>> START DATASET CONTENT

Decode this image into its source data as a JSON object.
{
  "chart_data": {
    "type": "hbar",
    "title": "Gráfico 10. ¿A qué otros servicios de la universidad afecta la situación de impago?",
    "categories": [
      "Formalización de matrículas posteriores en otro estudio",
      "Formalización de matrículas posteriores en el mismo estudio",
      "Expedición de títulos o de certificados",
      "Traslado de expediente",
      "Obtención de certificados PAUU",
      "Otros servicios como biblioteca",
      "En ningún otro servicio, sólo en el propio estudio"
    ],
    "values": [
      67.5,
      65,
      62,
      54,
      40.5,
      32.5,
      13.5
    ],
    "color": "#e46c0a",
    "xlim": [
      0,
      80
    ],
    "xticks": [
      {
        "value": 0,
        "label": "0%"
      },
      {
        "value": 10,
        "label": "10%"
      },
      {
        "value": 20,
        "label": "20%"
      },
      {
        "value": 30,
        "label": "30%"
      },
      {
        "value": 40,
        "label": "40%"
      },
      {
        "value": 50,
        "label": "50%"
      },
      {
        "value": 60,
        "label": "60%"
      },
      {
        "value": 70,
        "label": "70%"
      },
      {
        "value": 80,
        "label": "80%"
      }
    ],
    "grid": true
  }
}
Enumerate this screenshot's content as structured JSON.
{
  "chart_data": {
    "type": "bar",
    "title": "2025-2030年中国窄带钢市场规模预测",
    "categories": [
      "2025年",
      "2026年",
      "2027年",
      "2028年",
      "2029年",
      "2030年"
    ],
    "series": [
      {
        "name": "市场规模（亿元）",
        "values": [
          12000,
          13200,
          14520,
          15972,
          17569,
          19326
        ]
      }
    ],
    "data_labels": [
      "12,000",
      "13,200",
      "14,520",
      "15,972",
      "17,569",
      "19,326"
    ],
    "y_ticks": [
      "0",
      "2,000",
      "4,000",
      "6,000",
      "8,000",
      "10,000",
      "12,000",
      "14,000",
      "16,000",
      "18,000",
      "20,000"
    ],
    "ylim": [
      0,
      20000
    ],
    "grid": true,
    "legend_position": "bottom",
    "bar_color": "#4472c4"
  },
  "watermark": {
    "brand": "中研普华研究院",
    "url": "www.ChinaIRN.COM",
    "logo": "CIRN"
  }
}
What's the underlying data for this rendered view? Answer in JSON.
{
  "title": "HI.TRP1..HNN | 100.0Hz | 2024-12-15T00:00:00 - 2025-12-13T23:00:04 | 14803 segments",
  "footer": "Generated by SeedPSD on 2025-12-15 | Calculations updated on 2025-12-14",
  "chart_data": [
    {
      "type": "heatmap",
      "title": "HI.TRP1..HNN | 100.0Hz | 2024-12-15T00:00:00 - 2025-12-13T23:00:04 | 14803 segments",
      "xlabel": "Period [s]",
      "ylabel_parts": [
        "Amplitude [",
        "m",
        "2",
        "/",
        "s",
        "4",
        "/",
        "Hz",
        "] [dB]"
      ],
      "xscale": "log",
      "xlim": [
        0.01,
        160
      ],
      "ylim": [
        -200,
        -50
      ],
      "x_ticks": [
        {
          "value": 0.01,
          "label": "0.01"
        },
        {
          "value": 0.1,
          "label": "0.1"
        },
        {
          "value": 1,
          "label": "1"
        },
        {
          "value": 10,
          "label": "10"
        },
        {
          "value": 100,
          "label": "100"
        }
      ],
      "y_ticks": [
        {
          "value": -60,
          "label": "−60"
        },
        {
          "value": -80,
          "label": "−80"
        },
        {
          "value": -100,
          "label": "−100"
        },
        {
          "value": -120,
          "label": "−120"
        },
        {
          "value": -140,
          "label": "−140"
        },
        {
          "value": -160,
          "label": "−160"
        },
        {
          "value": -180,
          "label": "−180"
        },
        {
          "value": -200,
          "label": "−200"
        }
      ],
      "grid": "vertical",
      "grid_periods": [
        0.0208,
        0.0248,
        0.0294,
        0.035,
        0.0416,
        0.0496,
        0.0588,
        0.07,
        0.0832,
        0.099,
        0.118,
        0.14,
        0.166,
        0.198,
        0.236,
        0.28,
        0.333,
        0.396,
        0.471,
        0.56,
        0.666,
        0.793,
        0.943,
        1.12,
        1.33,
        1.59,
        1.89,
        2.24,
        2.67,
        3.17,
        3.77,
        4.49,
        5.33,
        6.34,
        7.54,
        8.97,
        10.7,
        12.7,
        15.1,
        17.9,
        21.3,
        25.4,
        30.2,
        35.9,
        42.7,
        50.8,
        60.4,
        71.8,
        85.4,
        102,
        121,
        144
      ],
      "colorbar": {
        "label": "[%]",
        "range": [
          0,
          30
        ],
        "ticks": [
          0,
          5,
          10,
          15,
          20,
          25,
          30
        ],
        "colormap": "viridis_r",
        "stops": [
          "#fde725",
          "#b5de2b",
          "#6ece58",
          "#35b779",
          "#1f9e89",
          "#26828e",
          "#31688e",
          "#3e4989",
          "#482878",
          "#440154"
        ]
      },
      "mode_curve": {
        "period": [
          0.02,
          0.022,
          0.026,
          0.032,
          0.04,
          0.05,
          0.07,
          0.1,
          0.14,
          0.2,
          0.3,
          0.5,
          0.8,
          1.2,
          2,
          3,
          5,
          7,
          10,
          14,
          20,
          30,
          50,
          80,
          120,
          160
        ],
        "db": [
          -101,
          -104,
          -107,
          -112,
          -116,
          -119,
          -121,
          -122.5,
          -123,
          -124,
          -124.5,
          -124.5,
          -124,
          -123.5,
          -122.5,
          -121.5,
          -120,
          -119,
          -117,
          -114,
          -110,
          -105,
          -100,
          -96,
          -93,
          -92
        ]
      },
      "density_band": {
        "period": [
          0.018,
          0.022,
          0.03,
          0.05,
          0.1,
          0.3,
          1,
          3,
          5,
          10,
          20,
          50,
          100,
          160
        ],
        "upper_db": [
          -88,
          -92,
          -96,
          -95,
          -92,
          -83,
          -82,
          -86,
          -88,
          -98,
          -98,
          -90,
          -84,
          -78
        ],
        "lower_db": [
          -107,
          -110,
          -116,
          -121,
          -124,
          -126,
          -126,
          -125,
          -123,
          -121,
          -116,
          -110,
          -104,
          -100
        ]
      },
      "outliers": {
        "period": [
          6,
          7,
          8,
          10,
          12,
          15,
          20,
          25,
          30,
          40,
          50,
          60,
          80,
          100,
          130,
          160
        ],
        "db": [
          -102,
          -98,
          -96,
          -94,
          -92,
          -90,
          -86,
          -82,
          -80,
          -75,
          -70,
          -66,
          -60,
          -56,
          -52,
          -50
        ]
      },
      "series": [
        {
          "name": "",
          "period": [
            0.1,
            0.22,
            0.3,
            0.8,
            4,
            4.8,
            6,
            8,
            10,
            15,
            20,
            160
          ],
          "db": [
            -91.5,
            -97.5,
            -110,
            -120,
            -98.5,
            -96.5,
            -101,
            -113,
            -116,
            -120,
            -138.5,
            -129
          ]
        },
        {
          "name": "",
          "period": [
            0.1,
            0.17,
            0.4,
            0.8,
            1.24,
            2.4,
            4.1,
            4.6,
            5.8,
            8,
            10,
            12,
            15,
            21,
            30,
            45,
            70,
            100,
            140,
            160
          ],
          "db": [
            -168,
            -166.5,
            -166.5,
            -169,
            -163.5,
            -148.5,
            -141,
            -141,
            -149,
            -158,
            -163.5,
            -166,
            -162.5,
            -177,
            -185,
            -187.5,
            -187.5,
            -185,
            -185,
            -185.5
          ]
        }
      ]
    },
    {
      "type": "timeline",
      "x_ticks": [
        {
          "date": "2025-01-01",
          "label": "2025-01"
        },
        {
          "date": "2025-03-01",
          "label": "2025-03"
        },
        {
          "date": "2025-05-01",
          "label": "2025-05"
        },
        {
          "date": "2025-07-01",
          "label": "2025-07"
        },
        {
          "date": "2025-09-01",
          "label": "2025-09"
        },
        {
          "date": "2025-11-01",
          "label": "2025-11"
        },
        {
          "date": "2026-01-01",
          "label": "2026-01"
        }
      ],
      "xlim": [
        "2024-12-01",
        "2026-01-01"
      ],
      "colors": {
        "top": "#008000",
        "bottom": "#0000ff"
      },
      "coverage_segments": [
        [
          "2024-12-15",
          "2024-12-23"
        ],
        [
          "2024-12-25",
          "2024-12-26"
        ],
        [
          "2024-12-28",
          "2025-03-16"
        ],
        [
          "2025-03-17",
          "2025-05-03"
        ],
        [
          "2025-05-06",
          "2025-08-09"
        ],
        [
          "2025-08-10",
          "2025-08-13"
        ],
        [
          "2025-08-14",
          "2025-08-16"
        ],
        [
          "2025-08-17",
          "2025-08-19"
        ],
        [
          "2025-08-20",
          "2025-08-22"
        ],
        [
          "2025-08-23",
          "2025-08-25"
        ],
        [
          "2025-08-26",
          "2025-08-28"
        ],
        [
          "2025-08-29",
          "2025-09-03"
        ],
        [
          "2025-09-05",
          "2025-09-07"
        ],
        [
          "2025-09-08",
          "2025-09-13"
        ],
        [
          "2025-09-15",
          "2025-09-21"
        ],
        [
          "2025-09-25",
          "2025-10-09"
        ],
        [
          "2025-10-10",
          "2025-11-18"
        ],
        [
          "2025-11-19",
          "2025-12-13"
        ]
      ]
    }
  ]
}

>> END DATASET CONTENT

GIVEN PROBLEM: Check every line of the data above for the string "bottom", and copy those that have it.

FINISHED ANSWER:
    "legend_position": "bottom",
        "bottom": "#0000ff"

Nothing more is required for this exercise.